Records about charts and figures
____

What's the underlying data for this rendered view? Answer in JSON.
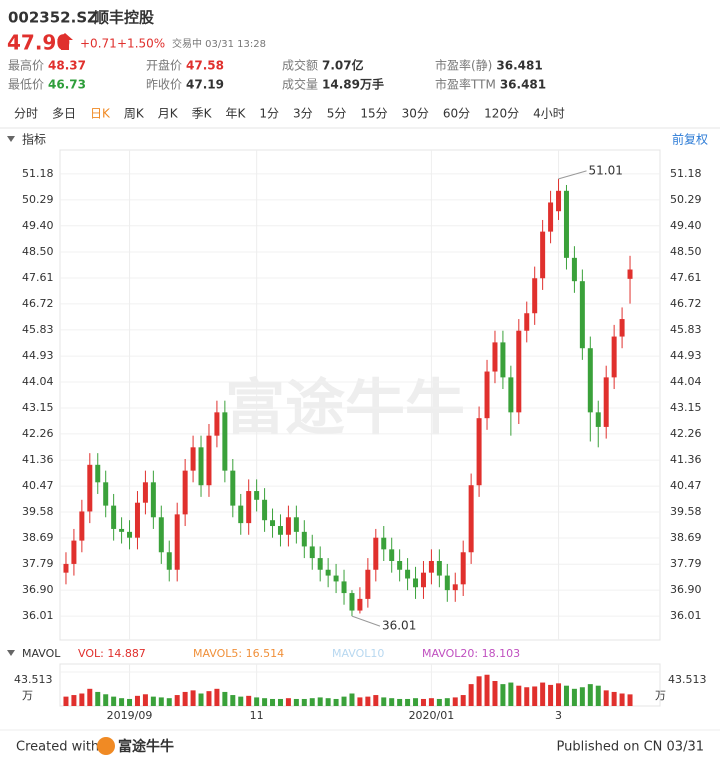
{
  "header": {
    "code": "002352.SZ",
    "name": "顺丰控股",
    "price": "47.90",
    "change": "+0.71",
    "change_pct": "+1.50%",
    "status": "交易中 03/31 13:28",
    "stats": [
      {
        "label": "最高价",
        "value": "48.37",
        "color": "#e0302d"
      },
      {
        "label": "开盘价",
        "value": "47.58",
        "color": "#e0302d"
      },
      {
        "label": "成交额",
        "value": "7.07亿",
        "color": "#333333"
      },
      {
        "label": "市盈率(静)",
        "value": "36.481",
        "color": "#333333"
      },
      {
        "label": "最低价",
        "value": "46.73",
        "color": "#2e9e3a"
      },
      {
        "label": "昨收价",
        "value": "47.19",
        "color": "#333333"
      },
      {
        "label": "成交量",
        "value": "14.89万手",
        "color": "#333333"
      },
      {
        "label": "市盈率TTM",
        "value": "36.481",
        "color": "#333333"
      }
    ]
  },
  "tabs": {
    "items": [
      "分时",
      "多日",
      "日K",
      "周K",
      "月K",
      "季K",
      "年K",
      "1分",
      "3分",
      "5分",
      "15分",
      "30分",
      "60分",
      "120分",
      "4小时"
    ],
    "active": 2
  },
  "indicator": {
    "label": "指标",
    "adjust": "前复权"
  },
  "watermark": "富途牛牛",
  "chart_data": {
    "type": "candlestick",
    "up_color": "#e0302d",
    "down_color": "#3aa13a",
    "grid": true,
    "categories": [
      null,
      null,
      null,
      null,
      null,
      null,
      null,
      null,
      "2019/09",
      null,
      null,
      null,
      null,
      null,
      null,
      null,
      null,
      null,
      null,
      null,
      null,
      null,
      null,
      null,
      "11",
      null,
      null,
      null,
      null,
      null,
      null,
      null,
      null,
      null,
      null,
      null,
      null,
      null,
      null,
      null,
      null,
      null,
      null,
      null,
      null,
      null,
      "2020/01",
      null,
      null,
      null,
      null,
      null,
      null,
      null,
      null,
      null,
      null,
      null,
      null,
      null,
      null,
      null,
      "3",
      null,
      null,
      null,
      null,
      null,
      null,
      null,
      null,
      null
    ],
    "open": [
      37.5,
      37.8,
      38.6,
      39.6,
      41.2,
      40.6,
      39.8,
      39.0,
      38.9,
      38.7,
      39.9,
      40.6,
      39.4,
      38.2,
      37.6,
      39.5,
      41.0,
      41.8,
      40.5,
      42.2,
      43.0,
      41.0,
      39.8,
      39.2,
      40.3,
      40.0,
      39.3,
      39.1,
      38.8,
      39.4,
      38.9,
      38.4,
      38.0,
      37.6,
      37.4,
      37.2,
      36.8,
      36.2,
      36.6,
      37.6,
      38.7,
      38.3,
      37.9,
      37.6,
      37.3,
      37.0,
      37.5,
      37.9,
      37.4,
      36.9,
      37.1,
      38.2,
      40.5,
      42.8,
      44.4,
      45.4,
      44.2,
      43.0,
      45.8,
      46.4,
      47.6,
      49.2,
      49.9,
      50.6,
      48.3,
      47.5,
      45.2,
      43.0,
      42.5,
      44.2,
      45.6,
      47.58
    ],
    "close": [
      37.8,
      38.6,
      39.6,
      41.2,
      40.6,
      39.8,
      39.0,
      38.9,
      38.7,
      39.9,
      40.6,
      39.4,
      38.2,
      37.6,
      39.5,
      41.0,
      41.8,
      40.5,
      42.2,
      43.0,
      41.0,
      39.8,
      39.2,
      40.3,
      40.0,
      39.3,
      39.1,
      38.8,
      39.4,
      38.9,
      38.4,
      38.0,
      37.6,
      37.4,
      37.2,
      36.8,
      36.2,
      36.6,
      37.6,
      38.7,
      38.3,
      37.9,
      37.6,
      37.3,
      37.0,
      37.5,
      37.9,
      37.4,
      36.9,
      37.1,
      38.2,
      40.5,
      42.8,
      44.4,
      45.4,
      44.2,
      43.0,
      45.8,
      46.4,
      47.6,
      49.2,
      50.2,
      50.6,
      48.3,
      47.5,
      45.2,
      43.0,
      42.5,
      44.2,
      45.6,
      46.2,
      47.9
    ],
    "low": [
      37.1,
      37.4,
      38.2,
      39.2,
      40.2,
      39.4,
      38.6,
      38.5,
      38.3,
      38.3,
      39.5,
      39.0,
      37.8,
      37.2,
      37.2,
      39.1,
      40.6,
      40.1,
      40.1,
      41.8,
      40.6,
      39.4,
      38.8,
      38.8,
      39.6,
      38.9,
      38.7,
      38.4,
      38.4,
      38.5,
      38.0,
      37.6,
      37.2,
      37.0,
      36.8,
      36.4,
      36.01,
      36.1,
      36.3,
      37.2,
      37.9,
      37.5,
      37.2,
      36.9,
      36.6,
      36.6,
      37.1,
      37.0,
      36.5,
      36.5,
      36.7,
      37.8,
      40.1,
      42.4,
      44.0,
      43.8,
      42.2,
      42.6,
      45.4,
      46.0,
      47.2,
      48.8,
      49.6,
      47.9,
      47.1,
      44.8,
      42.0,
      41.8,
      42.1,
      43.8,
      45.2,
      46.73
    ],
    "high": [
      38.2,
      39.0,
      40.0,
      41.6,
      41.6,
      41.0,
      40.2,
      39.4,
      39.3,
      40.3,
      41.0,
      41.0,
      39.8,
      38.6,
      39.9,
      41.4,
      42.2,
      42.2,
      42.6,
      43.4,
      43.4,
      41.4,
      40.2,
      40.7,
      40.7,
      40.4,
      39.7,
      39.5,
      39.8,
      39.8,
      39.3,
      38.8,
      38.4,
      38.0,
      37.8,
      37.6,
      36.9,
      37.0,
      38.0,
      39.0,
      39.1,
      38.7,
      38.3,
      38.0,
      37.7,
      37.9,
      38.3,
      38.3,
      37.8,
      37.5,
      38.6,
      40.9,
      43.2,
      44.8,
      45.8,
      45.8,
      44.6,
      46.2,
      46.8,
      48.0,
      49.6,
      50.6,
      51.01,
      50.8,
      48.7,
      47.9,
      45.6,
      43.4,
      44.6,
      46.0,
      46.6,
      48.37
    ],
    "ylim": [
      35.19,
      52.0
    ],
    "yticks": [
      36.01,
      {
        "value": 36.9,
        "label": "36.90"
      },
      37.79,
      38.69,
      39.58,
      40.47,
      41.36,
      42.26,
      43.15,
      44.04,
      44.93,
      45.83,
      46.72,
      47.61,
      {
        "value": 48.5,
        "label": "48.50"
      },
      {
        "value": 49.4,
        "label": "49.40"
      },
      50.29,
      51.18
    ],
    "max_label": "51.01",
    "min_label": "36.01",
    "volume": {
      "title": "MAVOL",
      "unit": "万",
      "legend": [
        {
          "text": "VOL: 14.887",
          "color": "#e0302d"
        },
        {
          "text": "MAVOL5: 16.514",
          "color": "#f0903a"
        },
        {
          "text": "MAVOL10",
          "color": "#b8d8f0"
        },
        {
          "text": "MAVOL20: 18.103",
          "color": "#c050c0"
        }
      ],
      "values": [
        12,
        14,
        16,
        22,
        18,
        15,
        12,
        10,
        9,
        13,
        15,
        12,
        11,
        10,
        14,
        18,
        20,
        16,
        19,
        22,
        18,
        14,
        12,
        13,
        11,
        10,
        9,
        9,
        10,
        9,
        9,
        10,
        11,
        10,
        9,
        12,
        16,
        11,
        12,
        14,
        11,
        10,
        9,
        9,
        10,
        9,
        10,
        9,
        10,
        11,
        14,
        28,
        38,
        40,
        32,
        28,
        30,
        26,
        24,
        25,
        30,
        27,
        29,
        26,
        22,
        24,
        28,
        26,
        20,
        18,
        16,
        14.887
      ],
      "ylim": [
        0,
        43.513
      ],
      "yticks": [
        43.513
      ]
    }
  },
  "footer": {
    "created": "Created with",
    "brand": "富途牛牛",
    "published": "Published on CN 03/31"
  }
}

____

Directions for this task →
Select every line above that contains the word "text", and copy it.

Written solution →
          "text": "VOL: 14.887",
          "text": "MAVOL5: 16.514",
          "text": "MAVOL10",
          "text": "MAVOL20: 18.103",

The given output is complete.